WORK TO DO
Please output exactly the run of lines that starts at the line with "Extract the structured" and ends at the last line of the records below.

◇ ◇ ◇ ◇ ◇

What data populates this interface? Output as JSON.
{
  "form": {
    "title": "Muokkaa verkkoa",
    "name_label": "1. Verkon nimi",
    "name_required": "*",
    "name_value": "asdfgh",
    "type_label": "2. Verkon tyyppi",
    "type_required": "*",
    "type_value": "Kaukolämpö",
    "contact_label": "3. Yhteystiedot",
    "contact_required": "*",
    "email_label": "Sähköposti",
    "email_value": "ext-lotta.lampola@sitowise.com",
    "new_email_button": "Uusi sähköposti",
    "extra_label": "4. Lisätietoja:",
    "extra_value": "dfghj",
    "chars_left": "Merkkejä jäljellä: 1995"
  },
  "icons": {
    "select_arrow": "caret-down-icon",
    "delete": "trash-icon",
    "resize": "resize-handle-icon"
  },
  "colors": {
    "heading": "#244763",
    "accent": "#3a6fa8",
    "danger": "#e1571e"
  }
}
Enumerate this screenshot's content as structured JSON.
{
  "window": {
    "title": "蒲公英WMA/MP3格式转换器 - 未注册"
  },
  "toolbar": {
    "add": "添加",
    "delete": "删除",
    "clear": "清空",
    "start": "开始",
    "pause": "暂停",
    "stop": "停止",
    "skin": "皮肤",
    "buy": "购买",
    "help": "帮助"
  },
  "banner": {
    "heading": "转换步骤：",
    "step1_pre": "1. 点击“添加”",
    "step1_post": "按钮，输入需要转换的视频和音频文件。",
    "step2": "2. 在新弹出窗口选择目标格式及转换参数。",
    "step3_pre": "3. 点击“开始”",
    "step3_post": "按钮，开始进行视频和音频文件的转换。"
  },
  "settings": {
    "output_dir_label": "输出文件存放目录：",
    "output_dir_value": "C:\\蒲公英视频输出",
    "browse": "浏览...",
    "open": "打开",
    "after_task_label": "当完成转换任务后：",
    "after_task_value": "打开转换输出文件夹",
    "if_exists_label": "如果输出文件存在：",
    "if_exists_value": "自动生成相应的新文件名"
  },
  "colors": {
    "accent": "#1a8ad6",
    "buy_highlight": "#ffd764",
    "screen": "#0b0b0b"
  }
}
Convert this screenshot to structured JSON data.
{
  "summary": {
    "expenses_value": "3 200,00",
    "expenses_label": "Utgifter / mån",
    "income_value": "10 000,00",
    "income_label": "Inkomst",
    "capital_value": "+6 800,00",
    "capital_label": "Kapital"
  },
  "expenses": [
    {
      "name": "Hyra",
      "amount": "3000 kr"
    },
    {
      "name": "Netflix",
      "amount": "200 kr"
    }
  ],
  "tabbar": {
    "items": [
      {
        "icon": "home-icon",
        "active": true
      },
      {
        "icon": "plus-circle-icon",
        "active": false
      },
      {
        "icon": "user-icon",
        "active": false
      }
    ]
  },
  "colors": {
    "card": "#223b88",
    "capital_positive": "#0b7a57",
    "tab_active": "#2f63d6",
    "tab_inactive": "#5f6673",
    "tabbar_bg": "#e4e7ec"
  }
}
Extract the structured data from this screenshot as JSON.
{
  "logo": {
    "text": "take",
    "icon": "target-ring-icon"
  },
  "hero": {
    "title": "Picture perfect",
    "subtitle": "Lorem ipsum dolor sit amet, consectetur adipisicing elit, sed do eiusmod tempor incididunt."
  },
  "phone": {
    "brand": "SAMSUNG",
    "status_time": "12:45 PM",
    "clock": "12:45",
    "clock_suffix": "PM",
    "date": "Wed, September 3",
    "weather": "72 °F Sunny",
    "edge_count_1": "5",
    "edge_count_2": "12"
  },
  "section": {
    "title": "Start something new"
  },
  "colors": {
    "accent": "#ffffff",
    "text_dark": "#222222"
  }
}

◇ ◇ ◇ ◇ ◇

OUTPUT OF THE TASK
Extract the structured data from this screenshot as JSON.
{
  "logo": {
    "text": "take",
    "icon": "target-ring-icon"
  },
  "hero": {
    "title": "Picture perfect",
    "subtitle": "Lorem ipsum dolor sit amet, consectetur adipisicing elit, sed do eiusmod tempor incididunt."
  },
  "phone": {
    "brand": "SAMSUNG",
    "status_time": "12:45 PM",
    "clock": "12:45",
    "clock_suffix": "PM",
    "date": "Wed, September 3",
    "weather": "72 °F Sunny",
    "edge_count_1": "5",
    "edge_count_2": "12"
  },
  "section": {
    "title": "Start something new"
  },
  "colors": {
    "accent": "#ffffff",
    "text_dark": "#222222"
  }
}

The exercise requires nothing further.